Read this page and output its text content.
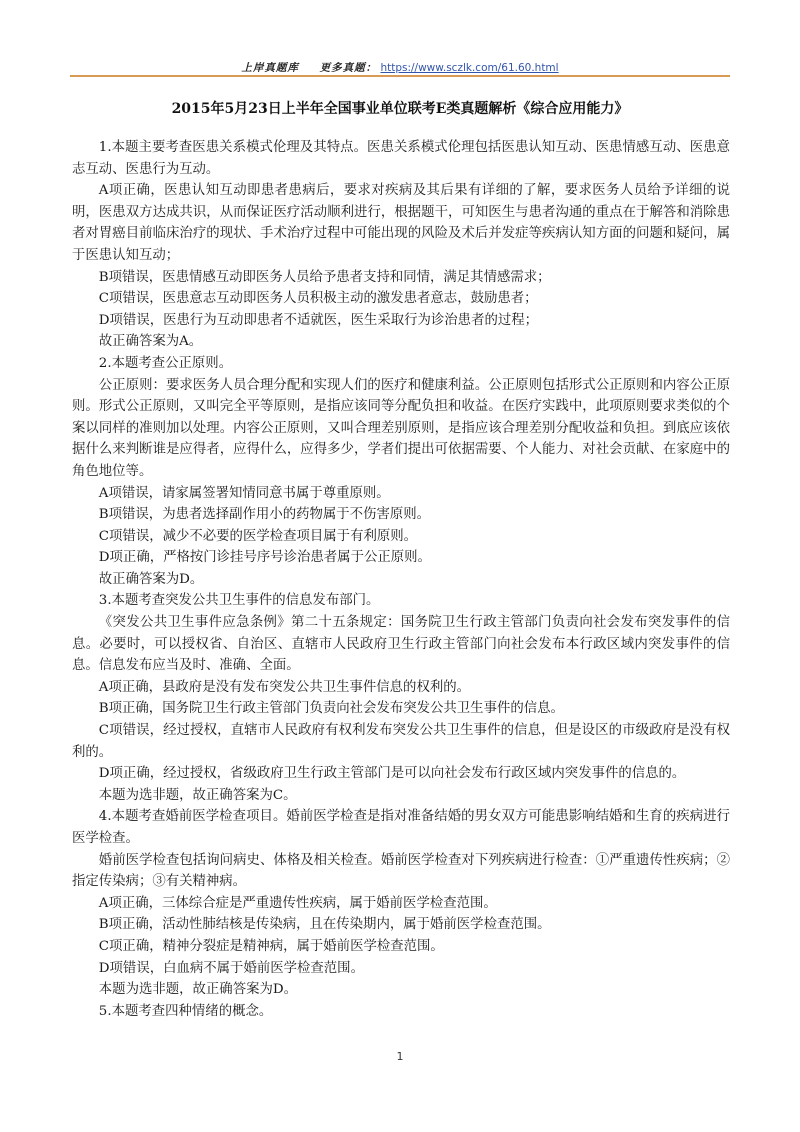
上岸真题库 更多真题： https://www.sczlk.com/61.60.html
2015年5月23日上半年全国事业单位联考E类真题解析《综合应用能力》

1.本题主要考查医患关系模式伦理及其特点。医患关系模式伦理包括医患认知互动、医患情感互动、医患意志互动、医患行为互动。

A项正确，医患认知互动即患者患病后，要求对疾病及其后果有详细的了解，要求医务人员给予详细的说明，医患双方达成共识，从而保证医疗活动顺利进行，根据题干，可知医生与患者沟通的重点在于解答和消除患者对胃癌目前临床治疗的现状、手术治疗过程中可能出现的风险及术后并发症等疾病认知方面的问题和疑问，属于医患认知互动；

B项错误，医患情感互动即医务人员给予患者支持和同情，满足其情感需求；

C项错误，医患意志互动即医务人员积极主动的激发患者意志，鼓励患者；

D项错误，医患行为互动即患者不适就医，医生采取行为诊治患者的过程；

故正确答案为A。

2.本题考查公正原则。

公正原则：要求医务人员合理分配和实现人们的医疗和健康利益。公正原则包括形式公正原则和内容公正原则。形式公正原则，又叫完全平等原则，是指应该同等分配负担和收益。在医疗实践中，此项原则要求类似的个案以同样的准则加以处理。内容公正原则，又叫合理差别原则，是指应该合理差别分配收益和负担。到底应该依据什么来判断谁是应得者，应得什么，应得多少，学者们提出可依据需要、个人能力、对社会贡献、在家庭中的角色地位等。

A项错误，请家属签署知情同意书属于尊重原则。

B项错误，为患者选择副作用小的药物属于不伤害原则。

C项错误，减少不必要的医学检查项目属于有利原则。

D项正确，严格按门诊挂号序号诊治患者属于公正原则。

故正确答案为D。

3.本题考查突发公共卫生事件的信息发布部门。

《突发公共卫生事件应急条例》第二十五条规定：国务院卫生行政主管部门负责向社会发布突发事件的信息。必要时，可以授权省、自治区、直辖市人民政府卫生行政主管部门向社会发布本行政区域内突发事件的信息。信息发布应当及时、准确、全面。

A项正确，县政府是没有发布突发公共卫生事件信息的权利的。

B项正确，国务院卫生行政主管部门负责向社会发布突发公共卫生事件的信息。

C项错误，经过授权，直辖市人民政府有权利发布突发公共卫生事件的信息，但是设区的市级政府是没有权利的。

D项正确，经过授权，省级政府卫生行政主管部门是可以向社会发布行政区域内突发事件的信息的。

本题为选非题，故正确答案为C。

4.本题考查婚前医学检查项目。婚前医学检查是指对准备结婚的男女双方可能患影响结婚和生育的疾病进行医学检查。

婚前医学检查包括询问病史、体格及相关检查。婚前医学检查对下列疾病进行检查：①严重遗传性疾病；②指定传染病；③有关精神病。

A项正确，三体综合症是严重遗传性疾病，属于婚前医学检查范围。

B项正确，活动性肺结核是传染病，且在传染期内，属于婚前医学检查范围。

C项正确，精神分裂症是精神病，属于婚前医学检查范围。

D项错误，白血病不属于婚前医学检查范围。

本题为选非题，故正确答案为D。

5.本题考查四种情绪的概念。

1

* * *

> Task instructions
Look for the word "D项正确" and return every line where it occurs.

> Worked answer
D项正确，严格按门诊挂号序号诊治患者属于公正原则。
D项正确，经过授权，省级政府卫生行政主管部门是可以向社会发布行政区域内突发事件的信息的。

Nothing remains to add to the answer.